Objective: Determine how many lines include "воздуха". Give the number and nothing else.

Exercise input:
--- start ---
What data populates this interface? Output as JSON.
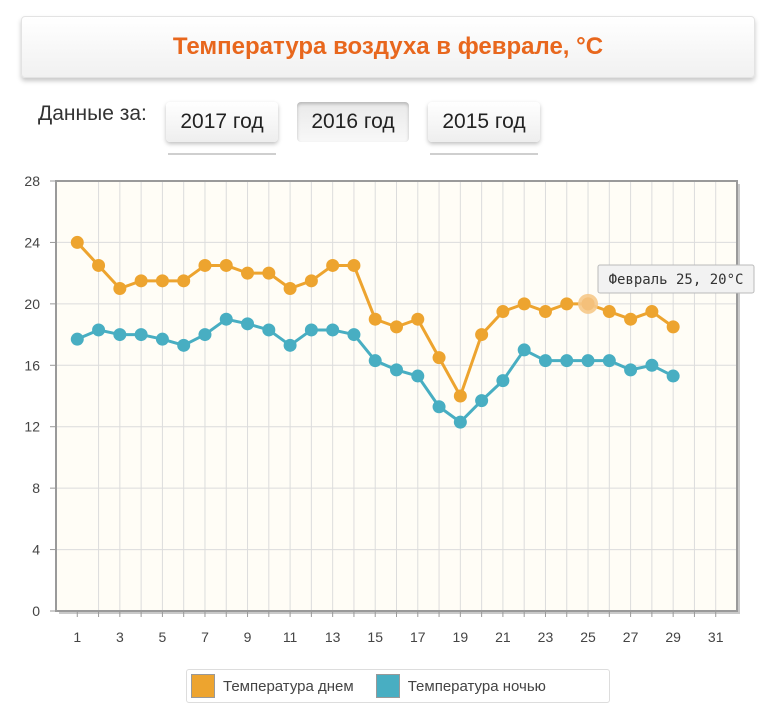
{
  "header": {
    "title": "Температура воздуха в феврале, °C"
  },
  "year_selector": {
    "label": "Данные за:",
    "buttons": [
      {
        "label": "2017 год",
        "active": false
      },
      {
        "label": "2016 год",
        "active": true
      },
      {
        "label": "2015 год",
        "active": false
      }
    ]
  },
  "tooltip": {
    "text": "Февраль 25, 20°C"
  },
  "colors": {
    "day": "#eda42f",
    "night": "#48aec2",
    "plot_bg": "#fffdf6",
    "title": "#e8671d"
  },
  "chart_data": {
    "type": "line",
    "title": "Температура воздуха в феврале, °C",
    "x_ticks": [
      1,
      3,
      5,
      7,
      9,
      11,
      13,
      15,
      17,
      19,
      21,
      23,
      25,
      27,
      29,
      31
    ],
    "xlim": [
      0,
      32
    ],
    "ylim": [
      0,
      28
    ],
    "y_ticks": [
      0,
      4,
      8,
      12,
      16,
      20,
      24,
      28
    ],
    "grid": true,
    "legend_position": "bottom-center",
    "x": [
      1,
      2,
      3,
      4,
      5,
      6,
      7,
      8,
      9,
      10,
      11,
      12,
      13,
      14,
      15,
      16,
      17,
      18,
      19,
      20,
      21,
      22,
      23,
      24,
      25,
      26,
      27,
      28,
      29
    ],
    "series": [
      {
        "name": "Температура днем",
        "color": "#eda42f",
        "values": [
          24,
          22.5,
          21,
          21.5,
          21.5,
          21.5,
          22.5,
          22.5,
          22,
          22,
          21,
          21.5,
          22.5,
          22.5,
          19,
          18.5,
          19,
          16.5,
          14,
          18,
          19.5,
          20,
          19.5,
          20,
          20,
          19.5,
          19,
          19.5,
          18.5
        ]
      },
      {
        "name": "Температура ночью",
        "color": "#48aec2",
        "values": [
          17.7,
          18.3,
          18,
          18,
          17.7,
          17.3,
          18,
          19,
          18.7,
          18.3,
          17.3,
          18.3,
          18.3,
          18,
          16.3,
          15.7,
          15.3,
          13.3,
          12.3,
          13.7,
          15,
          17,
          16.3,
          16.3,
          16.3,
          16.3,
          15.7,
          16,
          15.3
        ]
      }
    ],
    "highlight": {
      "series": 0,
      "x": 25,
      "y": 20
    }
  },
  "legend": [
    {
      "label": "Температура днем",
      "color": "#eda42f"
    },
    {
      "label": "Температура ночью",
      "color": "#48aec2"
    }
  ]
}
--- end ---
--- start ---
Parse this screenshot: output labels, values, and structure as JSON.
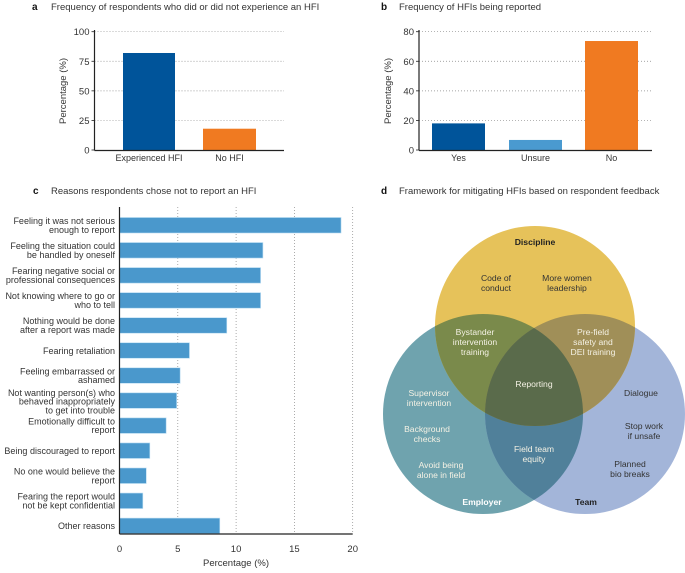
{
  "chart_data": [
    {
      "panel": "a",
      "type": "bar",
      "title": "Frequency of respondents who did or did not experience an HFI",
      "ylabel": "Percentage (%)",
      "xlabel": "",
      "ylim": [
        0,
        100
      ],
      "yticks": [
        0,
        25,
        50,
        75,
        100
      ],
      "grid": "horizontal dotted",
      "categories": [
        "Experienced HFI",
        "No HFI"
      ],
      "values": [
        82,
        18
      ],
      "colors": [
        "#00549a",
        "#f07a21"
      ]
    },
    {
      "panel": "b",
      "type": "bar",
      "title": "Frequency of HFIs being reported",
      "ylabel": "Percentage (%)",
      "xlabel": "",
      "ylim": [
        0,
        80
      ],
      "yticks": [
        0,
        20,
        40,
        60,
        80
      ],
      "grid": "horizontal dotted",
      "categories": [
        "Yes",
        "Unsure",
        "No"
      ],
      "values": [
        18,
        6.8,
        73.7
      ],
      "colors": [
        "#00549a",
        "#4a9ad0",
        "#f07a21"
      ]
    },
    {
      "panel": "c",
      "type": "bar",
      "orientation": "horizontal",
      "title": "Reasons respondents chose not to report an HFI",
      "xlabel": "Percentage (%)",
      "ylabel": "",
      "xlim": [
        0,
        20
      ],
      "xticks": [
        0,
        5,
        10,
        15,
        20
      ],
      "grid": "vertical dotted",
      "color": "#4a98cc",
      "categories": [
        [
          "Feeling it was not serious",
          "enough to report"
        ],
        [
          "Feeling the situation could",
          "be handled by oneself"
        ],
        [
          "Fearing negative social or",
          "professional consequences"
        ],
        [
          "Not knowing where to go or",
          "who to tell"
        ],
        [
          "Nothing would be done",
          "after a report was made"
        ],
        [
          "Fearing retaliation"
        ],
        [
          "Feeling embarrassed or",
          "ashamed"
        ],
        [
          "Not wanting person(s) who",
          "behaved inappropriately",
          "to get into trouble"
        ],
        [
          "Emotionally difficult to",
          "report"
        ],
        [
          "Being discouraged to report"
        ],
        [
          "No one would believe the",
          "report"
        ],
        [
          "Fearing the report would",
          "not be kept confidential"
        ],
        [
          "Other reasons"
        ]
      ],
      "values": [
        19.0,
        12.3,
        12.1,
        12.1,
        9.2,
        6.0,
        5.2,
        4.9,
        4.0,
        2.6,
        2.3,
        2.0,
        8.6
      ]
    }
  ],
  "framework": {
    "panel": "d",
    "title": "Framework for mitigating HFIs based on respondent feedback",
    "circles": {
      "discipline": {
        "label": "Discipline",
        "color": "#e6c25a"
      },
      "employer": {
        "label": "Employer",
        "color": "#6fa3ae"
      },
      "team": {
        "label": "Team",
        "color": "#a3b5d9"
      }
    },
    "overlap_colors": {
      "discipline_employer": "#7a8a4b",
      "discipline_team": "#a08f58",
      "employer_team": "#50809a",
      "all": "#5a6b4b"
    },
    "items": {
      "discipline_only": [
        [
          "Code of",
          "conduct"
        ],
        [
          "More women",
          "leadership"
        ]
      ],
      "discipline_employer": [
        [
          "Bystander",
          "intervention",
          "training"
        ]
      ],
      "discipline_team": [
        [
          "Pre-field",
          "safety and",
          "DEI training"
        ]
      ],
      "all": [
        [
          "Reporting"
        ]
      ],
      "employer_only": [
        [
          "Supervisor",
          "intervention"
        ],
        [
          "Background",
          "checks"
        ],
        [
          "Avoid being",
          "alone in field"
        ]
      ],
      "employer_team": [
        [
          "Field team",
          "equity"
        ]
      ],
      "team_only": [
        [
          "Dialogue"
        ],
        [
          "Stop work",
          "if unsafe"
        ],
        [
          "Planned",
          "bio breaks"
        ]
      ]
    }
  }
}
--- end ---
--- start ---
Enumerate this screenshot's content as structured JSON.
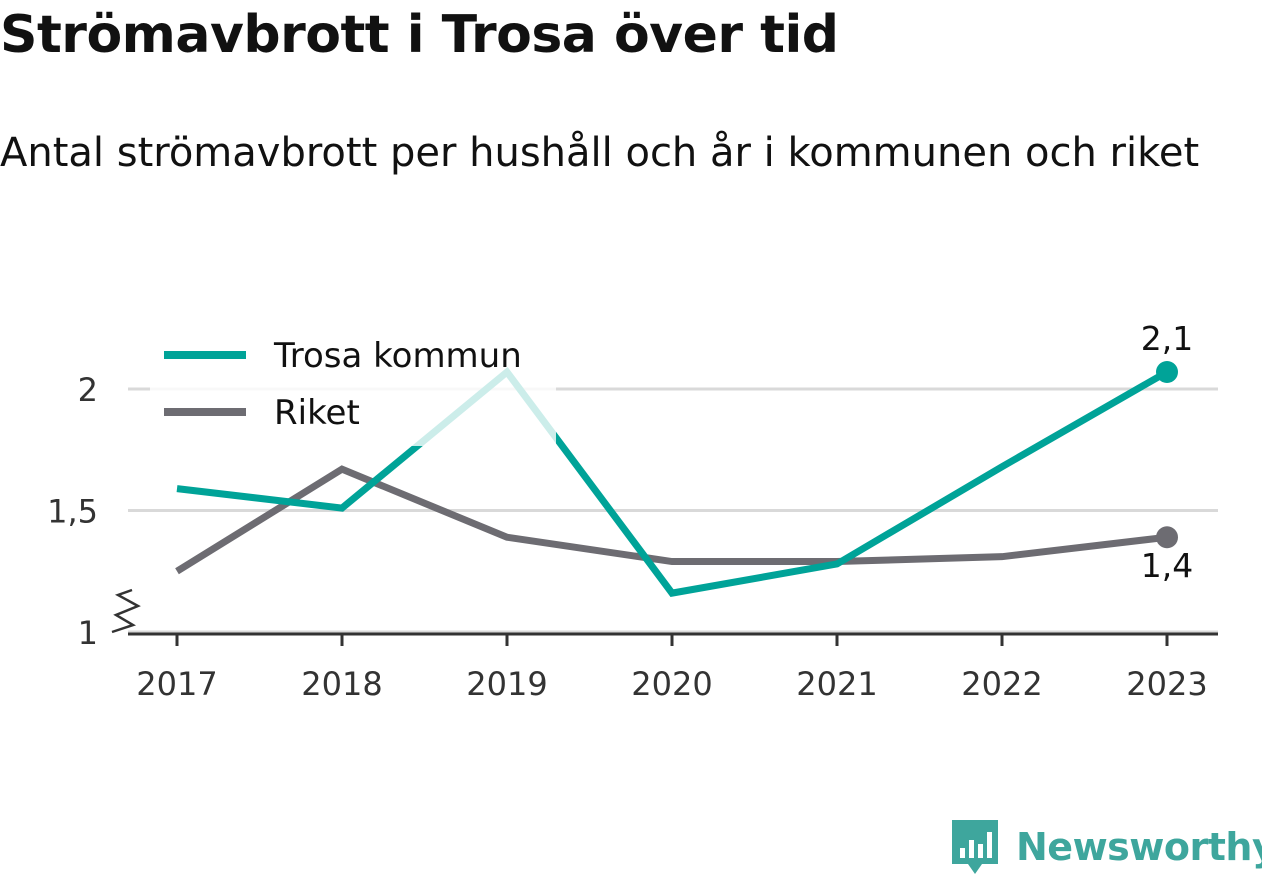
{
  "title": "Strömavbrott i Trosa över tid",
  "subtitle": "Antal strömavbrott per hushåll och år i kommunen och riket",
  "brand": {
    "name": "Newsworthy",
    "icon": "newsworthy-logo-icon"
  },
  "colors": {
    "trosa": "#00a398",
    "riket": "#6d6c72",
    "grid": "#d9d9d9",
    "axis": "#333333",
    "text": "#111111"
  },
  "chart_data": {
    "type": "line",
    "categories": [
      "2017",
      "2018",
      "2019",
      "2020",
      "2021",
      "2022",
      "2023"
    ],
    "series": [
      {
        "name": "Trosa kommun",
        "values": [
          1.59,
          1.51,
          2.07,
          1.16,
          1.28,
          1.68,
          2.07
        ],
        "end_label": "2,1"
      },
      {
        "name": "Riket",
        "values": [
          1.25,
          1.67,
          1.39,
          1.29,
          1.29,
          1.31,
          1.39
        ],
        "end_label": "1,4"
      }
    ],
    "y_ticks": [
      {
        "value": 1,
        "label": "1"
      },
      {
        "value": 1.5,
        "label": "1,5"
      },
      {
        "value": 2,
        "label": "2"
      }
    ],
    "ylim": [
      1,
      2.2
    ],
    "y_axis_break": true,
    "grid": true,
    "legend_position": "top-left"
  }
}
--- end ---
Completed exercise: 2